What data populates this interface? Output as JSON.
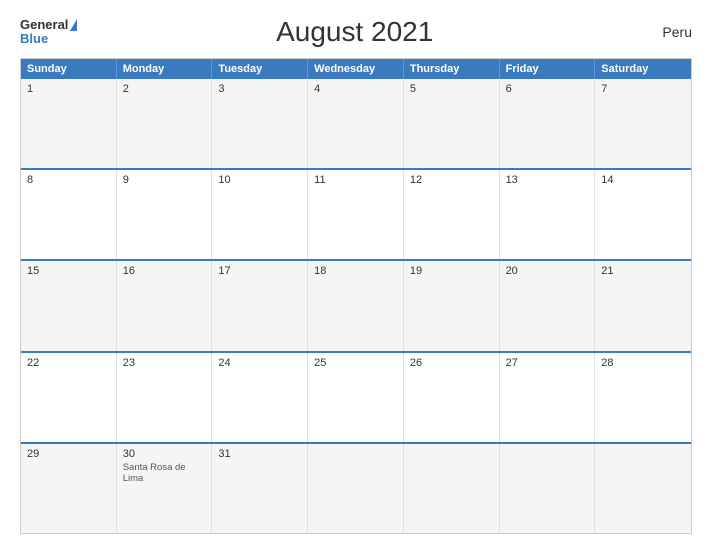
{
  "header": {
    "logo_general": "General",
    "logo_blue": "Blue",
    "title": "August 2021",
    "country": "Peru"
  },
  "calendar": {
    "days_of_week": [
      "Sunday",
      "Monday",
      "Tuesday",
      "Wednesday",
      "Thursday",
      "Friday",
      "Saturday"
    ],
    "weeks": [
      [
        {
          "day": "1",
          "holiday": ""
        },
        {
          "day": "2",
          "holiday": ""
        },
        {
          "day": "3",
          "holiday": ""
        },
        {
          "day": "4",
          "holiday": ""
        },
        {
          "day": "5",
          "holiday": ""
        },
        {
          "day": "6",
          "holiday": ""
        },
        {
          "day": "7",
          "holiday": ""
        }
      ],
      [
        {
          "day": "8",
          "holiday": ""
        },
        {
          "day": "9",
          "holiday": ""
        },
        {
          "day": "10",
          "holiday": ""
        },
        {
          "day": "11",
          "holiday": ""
        },
        {
          "day": "12",
          "holiday": ""
        },
        {
          "day": "13",
          "holiday": ""
        },
        {
          "day": "14",
          "holiday": ""
        }
      ],
      [
        {
          "day": "15",
          "holiday": ""
        },
        {
          "day": "16",
          "holiday": ""
        },
        {
          "day": "17",
          "holiday": ""
        },
        {
          "day": "18",
          "holiday": ""
        },
        {
          "day": "19",
          "holiday": ""
        },
        {
          "day": "20",
          "holiday": ""
        },
        {
          "day": "21",
          "holiday": ""
        }
      ],
      [
        {
          "day": "22",
          "holiday": ""
        },
        {
          "day": "23",
          "holiday": ""
        },
        {
          "day": "24",
          "holiday": ""
        },
        {
          "day": "25",
          "holiday": ""
        },
        {
          "day": "26",
          "holiday": ""
        },
        {
          "day": "27",
          "holiday": ""
        },
        {
          "day": "28",
          "holiday": ""
        }
      ],
      [
        {
          "day": "29",
          "holiday": ""
        },
        {
          "day": "30",
          "holiday": "Santa Rosa de Lima"
        },
        {
          "day": "31",
          "holiday": ""
        },
        {
          "day": "",
          "holiday": ""
        },
        {
          "day": "",
          "holiday": ""
        },
        {
          "day": "",
          "holiday": ""
        },
        {
          "day": "",
          "holiday": ""
        }
      ]
    ]
  }
}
########################################
REQUEST
Copy the data character for character, but drop all pictures from the copy.

RESPONSE TO THIS TASK
What data populates this interface? Output as JSON.
{
  "header": {
    "logo_general": "General",
    "logo_blue": "Blue",
    "title": "August 2021",
    "country": "Peru"
  },
  "calendar": {
    "days_of_week": [
      "Sunday",
      "Monday",
      "Tuesday",
      "Wednesday",
      "Thursday",
      "Friday",
      "Saturday"
    ],
    "weeks": [
      [
        {
          "day": "1",
          "holiday": ""
        },
        {
          "day": "2",
          "holiday": ""
        },
        {
          "day": "3",
          "holiday": ""
        },
        {
          "day": "4",
          "holiday": ""
        },
        {
          "day": "5",
          "holiday": ""
        },
        {
          "day": "6",
          "holiday": ""
        },
        {
          "day": "7",
          "holiday": ""
        }
      ],
      [
        {
          "day": "8",
          "holiday": ""
        },
        {
          "day": "9",
          "holiday": ""
        },
        {
          "day": "10",
          "holiday": ""
        },
        {
          "day": "11",
          "holiday": ""
        },
        {
          "day": "12",
          "holiday": ""
        },
        {
          "day": "13",
          "holiday": ""
        },
        {
          "day": "14",
          "holiday": ""
        }
      ],
      [
        {
          "day": "15",
          "holiday": ""
        },
        {
          "day": "16",
          "holiday": ""
        },
        {
          "day": "17",
          "holiday": ""
        },
        {
          "day": "18",
          "holiday": ""
        },
        {
          "day": "19",
          "holiday": ""
        },
        {
          "day": "20",
          "holiday": ""
        },
        {
          "day": "21",
          "holiday": ""
        }
      ],
      [
        {
          "day": "22",
          "holiday": ""
        },
        {
          "day": "23",
          "holiday": ""
        },
        {
          "day": "24",
          "holiday": ""
        },
        {
          "day": "25",
          "holiday": ""
        },
        {
          "day": "26",
          "holiday": ""
        },
        {
          "day": "27",
          "holiday": ""
        },
        {
          "day": "28",
          "holiday": ""
        }
      ],
      [
        {
          "day": "29",
          "holiday": ""
        },
        {
          "day": "30",
          "holiday": "Santa Rosa de Lima"
        },
        {
          "day": "31",
          "holiday": ""
        },
        {
          "day": "",
          "holiday": ""
        },
        {
          "day": "",
          "holiday": ""
        },
        {
          "day": "",
          "holiday": ""
        },
        {
          "day": "",
          "holiday": ""
        }
      ]
    ]
  }
}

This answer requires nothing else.